> [EXERCISE PROMPT] All material below is to be reproduced exactly.
■ ■ ■ ■ ■
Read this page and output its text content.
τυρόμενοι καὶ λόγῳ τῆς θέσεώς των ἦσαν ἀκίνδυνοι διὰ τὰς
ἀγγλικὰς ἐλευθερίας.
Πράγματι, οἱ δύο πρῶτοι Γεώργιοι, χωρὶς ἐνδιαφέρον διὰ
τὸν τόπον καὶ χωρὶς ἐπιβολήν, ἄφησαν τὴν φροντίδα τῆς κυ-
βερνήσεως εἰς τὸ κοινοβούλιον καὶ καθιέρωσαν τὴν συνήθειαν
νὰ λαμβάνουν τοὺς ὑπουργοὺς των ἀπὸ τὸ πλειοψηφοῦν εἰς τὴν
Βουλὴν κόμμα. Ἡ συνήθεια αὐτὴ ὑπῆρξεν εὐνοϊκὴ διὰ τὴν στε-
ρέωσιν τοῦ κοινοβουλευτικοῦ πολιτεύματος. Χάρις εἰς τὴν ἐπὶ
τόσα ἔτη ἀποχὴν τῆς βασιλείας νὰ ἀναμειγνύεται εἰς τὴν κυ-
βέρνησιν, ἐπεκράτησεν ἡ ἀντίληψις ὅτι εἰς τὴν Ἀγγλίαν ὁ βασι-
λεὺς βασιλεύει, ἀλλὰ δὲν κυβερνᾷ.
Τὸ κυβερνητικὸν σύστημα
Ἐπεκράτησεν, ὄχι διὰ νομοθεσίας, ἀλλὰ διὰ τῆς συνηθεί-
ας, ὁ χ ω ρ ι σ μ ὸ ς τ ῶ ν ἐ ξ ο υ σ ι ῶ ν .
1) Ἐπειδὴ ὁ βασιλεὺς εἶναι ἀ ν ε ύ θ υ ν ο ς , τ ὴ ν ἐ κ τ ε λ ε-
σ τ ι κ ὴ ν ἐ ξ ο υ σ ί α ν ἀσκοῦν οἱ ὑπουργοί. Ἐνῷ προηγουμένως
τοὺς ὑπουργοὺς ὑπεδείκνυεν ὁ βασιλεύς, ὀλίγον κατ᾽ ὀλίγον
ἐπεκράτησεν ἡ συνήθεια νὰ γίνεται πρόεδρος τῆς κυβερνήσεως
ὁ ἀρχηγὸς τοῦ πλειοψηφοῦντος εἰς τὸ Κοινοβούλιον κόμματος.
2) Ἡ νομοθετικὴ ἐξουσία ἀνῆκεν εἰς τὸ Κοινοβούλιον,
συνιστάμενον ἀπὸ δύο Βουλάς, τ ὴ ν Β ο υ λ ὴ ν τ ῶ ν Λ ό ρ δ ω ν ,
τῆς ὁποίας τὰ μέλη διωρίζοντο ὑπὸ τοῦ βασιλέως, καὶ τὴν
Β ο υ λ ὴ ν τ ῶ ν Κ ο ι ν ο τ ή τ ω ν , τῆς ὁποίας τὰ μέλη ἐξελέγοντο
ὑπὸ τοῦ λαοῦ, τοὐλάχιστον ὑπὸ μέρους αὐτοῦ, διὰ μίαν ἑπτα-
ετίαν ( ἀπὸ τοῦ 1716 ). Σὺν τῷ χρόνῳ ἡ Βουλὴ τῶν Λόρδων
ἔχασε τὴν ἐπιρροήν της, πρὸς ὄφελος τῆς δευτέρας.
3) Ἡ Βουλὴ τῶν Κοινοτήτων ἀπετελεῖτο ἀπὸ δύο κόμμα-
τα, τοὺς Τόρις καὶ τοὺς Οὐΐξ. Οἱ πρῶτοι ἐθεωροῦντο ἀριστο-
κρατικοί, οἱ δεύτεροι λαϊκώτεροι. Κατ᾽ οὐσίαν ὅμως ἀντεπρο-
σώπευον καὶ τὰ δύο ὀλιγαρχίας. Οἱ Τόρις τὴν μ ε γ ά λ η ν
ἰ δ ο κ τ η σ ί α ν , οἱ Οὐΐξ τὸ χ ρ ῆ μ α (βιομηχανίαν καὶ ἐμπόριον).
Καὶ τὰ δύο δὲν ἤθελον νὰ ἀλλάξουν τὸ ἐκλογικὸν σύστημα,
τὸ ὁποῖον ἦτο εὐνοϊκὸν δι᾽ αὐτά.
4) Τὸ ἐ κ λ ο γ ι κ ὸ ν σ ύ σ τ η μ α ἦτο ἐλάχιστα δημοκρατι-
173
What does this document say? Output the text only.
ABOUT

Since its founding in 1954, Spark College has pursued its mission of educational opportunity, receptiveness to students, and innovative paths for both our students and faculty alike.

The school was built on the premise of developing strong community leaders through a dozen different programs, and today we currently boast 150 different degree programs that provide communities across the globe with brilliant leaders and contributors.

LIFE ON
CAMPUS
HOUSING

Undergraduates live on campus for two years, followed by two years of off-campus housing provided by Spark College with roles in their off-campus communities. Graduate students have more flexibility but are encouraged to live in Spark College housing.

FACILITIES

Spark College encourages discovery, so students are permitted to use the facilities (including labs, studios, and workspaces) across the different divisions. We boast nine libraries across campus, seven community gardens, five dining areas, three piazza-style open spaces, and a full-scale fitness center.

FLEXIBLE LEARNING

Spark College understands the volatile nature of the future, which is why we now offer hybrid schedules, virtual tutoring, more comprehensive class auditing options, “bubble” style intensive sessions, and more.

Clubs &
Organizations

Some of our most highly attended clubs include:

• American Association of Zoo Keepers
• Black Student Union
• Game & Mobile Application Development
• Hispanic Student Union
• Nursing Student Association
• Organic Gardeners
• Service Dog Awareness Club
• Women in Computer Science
■ ■ ■ ■ ■
> [FULL RESPONSE]
Read this page and output its text content.
τυρόμενοι καὶ λόγῳ τῆς θέσεώς των ἦσαν ἀκίνδυνοι διὰ τὰς
ἀγγλικὰς ἐλευθερίας.
Πράγματι, οἱ δύο πρῶτοι Γεώργιοι, χωρὶς ἐνδιαφέρον διὰ
τὸν τόπον καὶ χωρὶς ἐπιβολήν, ἄφησαν τὴν φροντίδα τῆς κυ-
βερνήσεως εἰς τὸ κοινοβούλιον καὶ καθιέρωσαν τὴν συνήθειαν
νὰ λαμβάνουν τοὺς ὑπουργοὺς των ἀπὸ τὸ πλειοψηφοῦν εἰς τὴν
Βουλὴν κόμμα. Ἡ συνήθεια αὐτὴ ὑπῆρξεν εὐνοϊκὴ διὰ τὴν στε-
ρέωσιν τοῦ κοινοβουλευτικοῦ πολιτεύματος. Χάρις εἰς τὴν ἐπὶ
τόσα ἔτη ἀποχὴν τῆς βασιλείας νὰ ἀναμειγνύεται εἰς τὴν κυ-
βέρνησιν, ἐπεκράτησεν ἡ ἀντίληψις ὅτι εἰς τὴν Ἀγγλίαν ὁ βασι-
λεὺς βασιλεύει, ἀλλὰ δὲν κυβερνᾷ.
Τὸ κυβερνητικὸν σύστημα
Ἐπεκράτησεν, ὄχι διὰ νομοθεσίας, ἀλλὰ διὰ τῆς συνηθεί-
ας, ὁ χ ω ρ ι σ μ ὸ ς τ ῶ ν ἐ ξ ο υ σ ι ῶ ν .
1) Ἐπειδὴ ὁ βασιλεὺς εἶναι ἀ ν ε ύ θ υ ν ο ς , τ ὴ ν ἐ κ τ ε λ ε-
σ τ ι κ ὴ ν ἐ ξ ο υ σ ί α ν ἀσκοῦν οἱ ὑπουργοί. Ἐνῷ προηγουμένως
τοὺς ὑπουργοὺς ὑπεδείκνυεν ὁ βασιλεύς, ὀλίγον κατ᾽ ὀλίγον
ἐπεκράτησεν ἡ συνήθεια νὰ γίνεται πρόεδρος τῆς κυβερνήσεως
ὁ ἀρχηγὸς τοῦ πλειοψηφοῦντος εἰς τὸ Κοινοβούλιον κόμματος.
2) Ἡ νομοθετικὴ ἐξουσία ἀνῆκεν εἰς τὸ Κοινοβούλιον,
συνιστάμενον ἀπὸ δύο Βουλάς, τ ὴ ν Β ο υ λ ὴ ν τ ῶ ν Λ ό ρ δ ω ν ,
τῆς ὁποίας τὰ μέλη διωρίζοντο ὑπὸ τοῦ βασιλέως, καὶ τὴν
Β ο υ λ ὴ ν τ ῶ ν Κ ο ι ν ο τ ή τ ω ν , τῆς ὁποίας τὰ μέλη ἐξελέγοντο
ὑπὸ τοῦ λαοῦ, τοὐλάχιστον ὑπὸ μέρους αὐτοῦ, διὰ μίαν ἑπτα-
ετίαν ( ἀπὸ τοῦ 1716 ). Σὺν τῷ χρόνῳ ἡ Βουλὴ τῶν Λόρδων
ἔχασε τὴν ἐπιρροήν της, πρὸς ὄφελος τῆς δευτέρας.
3) Ἡ Βουλὴ τῶν Κοινοτήτων ἀπετελεῖτο ἀπὸ δύο κόμμα-
τα, τοὺς Τόρις καὶ τοὺς Οὐΐξ. Οἱ πρῶτοι ἐθεωροῦντο ἀριστο-
κρατικοί, οἱ δεύτεροι λαϊκώτεροι. Κατ᾽ οὐσίαν ὅμως ἀντεπρο-
σώπευον καὶ τὰ δύο ὀλιγαρχίας. Οἱ Τόρις τὴν μ ε γ ά λ η ν
ἰ δ ο κ τ η σ ί α ν , οἱ Οὐΐξ τὸ χ ρ ῆ μ α (βιομηχανίαν καὶ ἐμπόριον).
Καὶ τὰ δύο δὲν ἤθελον νὰ ἀλλάξουν τὸ ἐκλογικὸν σύστημα,
τὸ ὁποῖον ἦτο εὐνοϊκὸν δι᾽ αὐτά.
4) Τὸ ἐ κ λ ο γ ι κ ὸ ν σ ύ σ τ η μ α ἦτο ἐλάχιστα δημοκρατι-
173
What does this document say? Output the text only.
ABOUT

Since its founding in 1954, Spark College has pursued its mission of educational opportunity, receptiveness to students, and innovative paths for both our students and faculty alike.

The school was built on the premise of developing strong community leaders through a dozen different programs, and today we currently boast 150 different degree programs that provide communities across the globe with brilliant leaders and contributors.

LIFE ON
CAMPUS
HOUSING

Undergraduates live on campus for two years, followed by two years of off-campus housing provided by Spark College with roles in their off-campus communities. Graduate students have more flexibility but are encouraged to live in Spark College housing.

FACILITIES

Spark College encourages discovery, so students are permitted to use the facilities (including labs, studios, and workspaces) across the different divisions. We boast nine libraries across campus, seven community gardens, five dining areas, three piazza-style open spaces, and a full-scale fitness center.

FLEXIBLE LEARNING

Spark College understands the volatile nature of the future, which is why we now offer hybrid schedules, virtual tutoring, more comprehensive class auditing options, “bubble” style intensive sessions, and more.

Clubs &
Organizations

Some of our most highly attended clubs include:

• American Association of Zoo Keepers
• Black Student Union
• Game & Mobile Application Development
• Hispanic Student Union
• Nursing Student Association
• Organic Gardeners
• Service Dog Awareness Club
• Women in Computer Science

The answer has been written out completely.